→ **STATED EXERCISE**
Output the full material exactly as it appears here.

--- BEGIN DATA EXTRACT ---

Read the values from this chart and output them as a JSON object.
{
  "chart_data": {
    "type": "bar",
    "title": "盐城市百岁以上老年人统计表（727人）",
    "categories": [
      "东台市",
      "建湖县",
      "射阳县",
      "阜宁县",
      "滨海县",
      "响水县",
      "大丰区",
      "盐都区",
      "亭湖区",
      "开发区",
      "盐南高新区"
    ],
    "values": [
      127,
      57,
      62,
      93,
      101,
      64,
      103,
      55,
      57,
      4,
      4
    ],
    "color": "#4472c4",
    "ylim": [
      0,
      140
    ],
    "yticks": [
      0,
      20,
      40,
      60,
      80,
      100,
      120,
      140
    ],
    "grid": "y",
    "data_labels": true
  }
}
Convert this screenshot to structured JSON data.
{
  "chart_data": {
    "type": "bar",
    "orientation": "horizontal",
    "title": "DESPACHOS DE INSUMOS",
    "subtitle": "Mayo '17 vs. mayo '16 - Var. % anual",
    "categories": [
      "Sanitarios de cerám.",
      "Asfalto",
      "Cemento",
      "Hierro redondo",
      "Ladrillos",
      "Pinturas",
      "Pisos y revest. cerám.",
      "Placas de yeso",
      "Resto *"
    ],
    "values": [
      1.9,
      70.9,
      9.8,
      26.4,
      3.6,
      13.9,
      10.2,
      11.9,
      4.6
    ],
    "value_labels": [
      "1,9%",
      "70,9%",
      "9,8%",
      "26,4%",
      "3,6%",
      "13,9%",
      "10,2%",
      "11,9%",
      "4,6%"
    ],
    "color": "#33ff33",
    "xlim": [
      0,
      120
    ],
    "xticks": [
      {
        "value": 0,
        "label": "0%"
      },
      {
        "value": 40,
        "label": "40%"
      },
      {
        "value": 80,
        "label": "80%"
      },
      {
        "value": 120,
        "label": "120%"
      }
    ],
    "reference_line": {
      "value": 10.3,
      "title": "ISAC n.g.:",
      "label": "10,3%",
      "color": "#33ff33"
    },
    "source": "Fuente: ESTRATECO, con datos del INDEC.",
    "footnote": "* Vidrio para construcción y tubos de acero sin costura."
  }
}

--- END DATA EXTRACT ---

→ **SOLUTION TO THIS PROBLEM**
Read the values from this chart and output them as a JSON object.
{
  "chart_data": {
    "type": "bar",
    "title": "盐城市百岁以上老年人统计表（727人）",
    "categories": [
      "东台市",
      "建湖县",
      "射阳县",
      "阜宁县",
      "滨海县",
      "响水县",
      "大丰区",
      "盐都区",
      "亭湖区",
      "开发区",
      "盐南高新区"
    ],
    "values": [
      127,
      57,
      62,
      93,
      101,
      64,
      103,
      55,
      57,
      4,
      4
    ],
    "color": "#4472c4",
    "ylim": [
      0,
      140
    ],
    "yticks": [
      0,
      20,
      40,
      60,
      80,
      100,
      120,
      140
    ],
    "grid": "y",
    "data_labels": true
  }
}
Convert this screenshot to structured JSON data.
{
  "chart_data": {
    "type": "bar",
    "orientation": "horizontal",
    "title": "DESPACHOS DE INSUMOS",
    "subtitle": "Mayo '17 vs. mayo '16 - Var. % anual",
    "categories": [
      "Sanitarios de cerám.",
      "Asfalto",
      "Cemento",
      "Hierro redondo",
      "Ladrillos",
      "Pinturas",
      "Pisos y revest. cerám.",
      "Placas de yeso",
      "Resto *"
    ],
    "values": [
      1.9,
      70.9,
      9.8,
      26.4,
      3.6,
      13.9,
      10.2,
      11.9,
      4.6
    ],
    "value_labels": [
      "1,9%",
      "70,9%",
      "9,8%",
      "26,4%",
      "3,6%",
      "13,9%",
      "10,2%",
      "11,9%",
      "4,6%"
    ],
    "color": "#33ff33",
    "xlim": [
      0,
      120
    ],
    "xticks": [
      {
        "value": 0,
        "label": "0%"
      },
      {
        "value": 40,
        "label": "40%"
      },
      {
        "value": 80,
        "label": "80%"
      },
      {
        "value": 120,
        "label": "120%"
      }
    ],
    "reference_line": {
      "value": 10.3,
      "title": "ISAC n.g.:",
      "label": "10,3%",
      "color": "#33ff33"
    },
    "source": "Fuente: ESTRATECO, con datos del INDEC.",
    "footnote": "* Vidrio para construcción y tubos de acero sin costura."
  }
}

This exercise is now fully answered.